_Exercise_. Would you please copy each line of the listing that mentions "Explain"?

_Supplied material_.

+ + + + +

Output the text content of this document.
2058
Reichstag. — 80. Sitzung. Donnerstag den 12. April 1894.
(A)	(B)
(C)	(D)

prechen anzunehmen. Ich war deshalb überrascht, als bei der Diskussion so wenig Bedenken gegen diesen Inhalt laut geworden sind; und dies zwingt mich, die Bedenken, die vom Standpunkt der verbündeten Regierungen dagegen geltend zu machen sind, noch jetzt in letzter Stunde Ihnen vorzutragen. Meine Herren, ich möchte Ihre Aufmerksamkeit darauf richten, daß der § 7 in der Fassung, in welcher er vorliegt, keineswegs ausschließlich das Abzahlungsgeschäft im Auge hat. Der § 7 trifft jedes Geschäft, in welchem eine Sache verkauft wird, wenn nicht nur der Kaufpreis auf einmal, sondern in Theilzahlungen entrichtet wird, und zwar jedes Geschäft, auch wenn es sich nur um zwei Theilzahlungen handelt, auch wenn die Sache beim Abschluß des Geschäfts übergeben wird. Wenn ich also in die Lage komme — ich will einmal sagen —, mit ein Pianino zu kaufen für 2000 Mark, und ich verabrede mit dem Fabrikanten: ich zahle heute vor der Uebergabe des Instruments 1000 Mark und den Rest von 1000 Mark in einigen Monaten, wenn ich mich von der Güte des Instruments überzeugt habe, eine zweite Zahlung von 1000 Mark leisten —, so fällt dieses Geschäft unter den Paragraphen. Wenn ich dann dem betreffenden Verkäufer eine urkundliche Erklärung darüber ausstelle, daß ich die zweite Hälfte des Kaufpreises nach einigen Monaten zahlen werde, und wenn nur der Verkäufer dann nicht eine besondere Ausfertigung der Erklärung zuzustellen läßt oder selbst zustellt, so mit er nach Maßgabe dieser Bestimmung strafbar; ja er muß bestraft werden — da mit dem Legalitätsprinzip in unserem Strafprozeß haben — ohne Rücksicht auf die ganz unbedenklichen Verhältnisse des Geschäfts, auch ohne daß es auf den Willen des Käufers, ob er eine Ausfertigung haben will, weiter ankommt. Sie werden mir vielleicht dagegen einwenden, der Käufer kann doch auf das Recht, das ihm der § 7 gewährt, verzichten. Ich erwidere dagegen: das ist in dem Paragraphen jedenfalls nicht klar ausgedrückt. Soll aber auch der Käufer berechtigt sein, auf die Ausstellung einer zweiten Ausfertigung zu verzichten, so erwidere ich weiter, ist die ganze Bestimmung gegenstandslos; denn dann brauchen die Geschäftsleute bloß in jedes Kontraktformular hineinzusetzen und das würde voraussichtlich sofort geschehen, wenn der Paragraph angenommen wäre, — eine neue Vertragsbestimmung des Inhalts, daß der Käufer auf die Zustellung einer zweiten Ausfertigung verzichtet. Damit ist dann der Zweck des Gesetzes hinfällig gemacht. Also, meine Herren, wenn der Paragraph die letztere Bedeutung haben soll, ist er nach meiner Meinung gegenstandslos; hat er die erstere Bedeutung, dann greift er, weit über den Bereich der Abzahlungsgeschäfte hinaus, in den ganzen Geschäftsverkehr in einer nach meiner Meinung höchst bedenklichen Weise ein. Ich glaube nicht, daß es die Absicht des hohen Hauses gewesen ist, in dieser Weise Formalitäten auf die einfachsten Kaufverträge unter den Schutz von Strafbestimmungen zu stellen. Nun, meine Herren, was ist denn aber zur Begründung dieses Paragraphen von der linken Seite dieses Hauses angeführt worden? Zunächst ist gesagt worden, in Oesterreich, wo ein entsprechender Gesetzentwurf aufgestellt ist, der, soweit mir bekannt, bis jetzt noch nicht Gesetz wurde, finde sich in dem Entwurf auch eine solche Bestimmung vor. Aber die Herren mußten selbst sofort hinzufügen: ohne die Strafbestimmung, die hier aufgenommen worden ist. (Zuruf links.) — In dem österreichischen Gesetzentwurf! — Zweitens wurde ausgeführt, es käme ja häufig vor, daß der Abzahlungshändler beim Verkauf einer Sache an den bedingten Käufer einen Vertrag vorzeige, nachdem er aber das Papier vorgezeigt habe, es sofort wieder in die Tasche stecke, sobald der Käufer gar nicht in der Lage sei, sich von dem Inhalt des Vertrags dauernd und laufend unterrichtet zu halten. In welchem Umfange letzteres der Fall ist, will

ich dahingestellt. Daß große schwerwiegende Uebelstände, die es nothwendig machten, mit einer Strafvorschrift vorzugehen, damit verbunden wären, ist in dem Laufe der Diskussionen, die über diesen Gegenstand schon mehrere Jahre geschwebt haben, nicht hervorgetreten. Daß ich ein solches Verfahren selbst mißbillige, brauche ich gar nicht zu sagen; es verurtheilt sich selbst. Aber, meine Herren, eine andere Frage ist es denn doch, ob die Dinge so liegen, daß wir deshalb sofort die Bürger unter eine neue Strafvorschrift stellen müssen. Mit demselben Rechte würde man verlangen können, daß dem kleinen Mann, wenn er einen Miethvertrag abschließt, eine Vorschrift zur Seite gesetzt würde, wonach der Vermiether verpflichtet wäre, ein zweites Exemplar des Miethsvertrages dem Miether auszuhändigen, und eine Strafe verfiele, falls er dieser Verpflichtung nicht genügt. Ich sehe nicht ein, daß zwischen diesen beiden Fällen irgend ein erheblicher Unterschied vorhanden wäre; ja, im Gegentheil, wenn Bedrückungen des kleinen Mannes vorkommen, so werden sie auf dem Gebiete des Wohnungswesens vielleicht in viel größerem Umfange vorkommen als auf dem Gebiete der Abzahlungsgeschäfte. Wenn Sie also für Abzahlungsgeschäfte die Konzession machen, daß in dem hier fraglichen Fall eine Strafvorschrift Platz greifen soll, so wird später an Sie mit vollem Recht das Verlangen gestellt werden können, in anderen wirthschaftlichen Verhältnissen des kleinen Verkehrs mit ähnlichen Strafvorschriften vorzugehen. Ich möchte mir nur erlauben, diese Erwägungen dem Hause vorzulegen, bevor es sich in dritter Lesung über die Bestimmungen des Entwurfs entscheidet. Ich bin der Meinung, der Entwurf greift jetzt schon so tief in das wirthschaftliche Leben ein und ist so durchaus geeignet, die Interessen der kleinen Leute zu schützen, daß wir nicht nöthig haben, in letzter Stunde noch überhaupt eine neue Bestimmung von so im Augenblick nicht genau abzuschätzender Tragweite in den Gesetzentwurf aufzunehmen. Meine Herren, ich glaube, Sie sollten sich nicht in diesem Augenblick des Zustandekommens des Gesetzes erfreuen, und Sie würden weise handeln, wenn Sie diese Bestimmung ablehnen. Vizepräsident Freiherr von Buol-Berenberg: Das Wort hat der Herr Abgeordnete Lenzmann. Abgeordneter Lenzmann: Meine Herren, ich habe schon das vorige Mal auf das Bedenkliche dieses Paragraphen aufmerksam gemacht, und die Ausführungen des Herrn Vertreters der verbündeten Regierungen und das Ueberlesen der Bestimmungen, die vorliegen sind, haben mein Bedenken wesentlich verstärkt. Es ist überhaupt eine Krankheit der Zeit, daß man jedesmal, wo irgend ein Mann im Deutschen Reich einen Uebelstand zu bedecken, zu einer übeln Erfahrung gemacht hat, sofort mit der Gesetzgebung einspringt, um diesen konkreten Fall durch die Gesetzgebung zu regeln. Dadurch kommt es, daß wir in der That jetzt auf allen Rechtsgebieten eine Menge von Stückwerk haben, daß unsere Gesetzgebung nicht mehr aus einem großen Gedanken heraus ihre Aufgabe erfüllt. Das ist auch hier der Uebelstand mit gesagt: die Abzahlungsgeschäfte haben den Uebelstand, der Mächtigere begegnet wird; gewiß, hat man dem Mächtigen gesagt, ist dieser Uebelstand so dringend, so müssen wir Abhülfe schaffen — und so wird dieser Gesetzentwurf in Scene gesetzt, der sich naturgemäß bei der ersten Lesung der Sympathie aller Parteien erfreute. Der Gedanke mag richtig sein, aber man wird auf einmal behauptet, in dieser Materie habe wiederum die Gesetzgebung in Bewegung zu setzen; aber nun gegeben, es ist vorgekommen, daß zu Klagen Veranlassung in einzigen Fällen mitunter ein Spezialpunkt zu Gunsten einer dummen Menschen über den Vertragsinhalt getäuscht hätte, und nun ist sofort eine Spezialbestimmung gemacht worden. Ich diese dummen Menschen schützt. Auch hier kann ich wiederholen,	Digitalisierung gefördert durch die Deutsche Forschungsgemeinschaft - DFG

+ + + + +

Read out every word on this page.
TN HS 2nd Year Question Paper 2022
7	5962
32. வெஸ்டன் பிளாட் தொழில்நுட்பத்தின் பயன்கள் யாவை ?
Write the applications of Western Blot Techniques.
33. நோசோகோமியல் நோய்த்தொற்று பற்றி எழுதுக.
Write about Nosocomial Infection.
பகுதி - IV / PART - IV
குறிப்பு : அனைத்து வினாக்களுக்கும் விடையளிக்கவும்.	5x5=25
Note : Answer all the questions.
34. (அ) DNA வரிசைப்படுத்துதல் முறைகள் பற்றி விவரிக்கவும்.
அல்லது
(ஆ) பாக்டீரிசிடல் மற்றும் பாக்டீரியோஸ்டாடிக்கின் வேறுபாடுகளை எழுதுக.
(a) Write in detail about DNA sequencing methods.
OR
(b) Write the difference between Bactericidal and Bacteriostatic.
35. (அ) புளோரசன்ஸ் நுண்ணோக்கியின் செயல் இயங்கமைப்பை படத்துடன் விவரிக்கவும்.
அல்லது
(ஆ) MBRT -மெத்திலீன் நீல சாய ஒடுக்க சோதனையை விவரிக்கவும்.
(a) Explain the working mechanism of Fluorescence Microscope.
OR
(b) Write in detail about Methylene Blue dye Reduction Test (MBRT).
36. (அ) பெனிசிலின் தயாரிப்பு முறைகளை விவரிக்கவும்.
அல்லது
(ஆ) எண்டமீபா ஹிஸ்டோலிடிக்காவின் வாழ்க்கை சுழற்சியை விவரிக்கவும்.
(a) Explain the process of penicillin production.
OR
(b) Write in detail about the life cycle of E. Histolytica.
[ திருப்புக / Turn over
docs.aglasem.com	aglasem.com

+ + + + +

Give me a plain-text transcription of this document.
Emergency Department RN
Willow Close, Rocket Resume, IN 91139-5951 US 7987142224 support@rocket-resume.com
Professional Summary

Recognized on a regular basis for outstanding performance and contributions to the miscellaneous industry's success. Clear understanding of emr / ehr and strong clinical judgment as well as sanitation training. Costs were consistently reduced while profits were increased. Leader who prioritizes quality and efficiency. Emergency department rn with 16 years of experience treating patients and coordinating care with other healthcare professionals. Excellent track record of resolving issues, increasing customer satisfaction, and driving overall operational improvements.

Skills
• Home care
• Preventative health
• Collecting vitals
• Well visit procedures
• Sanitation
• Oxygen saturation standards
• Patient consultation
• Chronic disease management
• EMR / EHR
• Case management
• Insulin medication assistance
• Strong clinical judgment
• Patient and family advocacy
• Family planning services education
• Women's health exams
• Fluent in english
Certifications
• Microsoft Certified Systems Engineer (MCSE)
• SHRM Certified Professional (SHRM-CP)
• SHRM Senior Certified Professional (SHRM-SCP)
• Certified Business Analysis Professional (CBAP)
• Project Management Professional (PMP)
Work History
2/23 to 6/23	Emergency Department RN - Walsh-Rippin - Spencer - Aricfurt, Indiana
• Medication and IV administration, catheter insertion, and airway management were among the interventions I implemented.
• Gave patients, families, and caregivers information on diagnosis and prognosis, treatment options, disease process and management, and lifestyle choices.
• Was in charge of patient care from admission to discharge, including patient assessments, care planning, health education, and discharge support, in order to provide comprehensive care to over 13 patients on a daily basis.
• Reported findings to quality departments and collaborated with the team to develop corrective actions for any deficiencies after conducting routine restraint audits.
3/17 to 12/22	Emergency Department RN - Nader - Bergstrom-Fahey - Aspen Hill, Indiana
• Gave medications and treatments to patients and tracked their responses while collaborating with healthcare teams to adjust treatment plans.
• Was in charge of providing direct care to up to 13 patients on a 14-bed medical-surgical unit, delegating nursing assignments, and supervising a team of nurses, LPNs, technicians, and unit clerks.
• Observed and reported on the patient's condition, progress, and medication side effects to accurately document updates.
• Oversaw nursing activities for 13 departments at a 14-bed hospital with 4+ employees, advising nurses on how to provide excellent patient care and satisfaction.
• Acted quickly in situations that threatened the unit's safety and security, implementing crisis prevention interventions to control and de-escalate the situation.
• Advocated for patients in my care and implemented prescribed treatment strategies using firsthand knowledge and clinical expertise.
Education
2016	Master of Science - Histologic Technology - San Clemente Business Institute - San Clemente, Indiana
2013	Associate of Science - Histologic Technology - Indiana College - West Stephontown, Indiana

+ + + + +

_Problem solution_.
(a) Explain the working mechanism of Fluorescence Microscope.
(a) Explain the process of penicillin production.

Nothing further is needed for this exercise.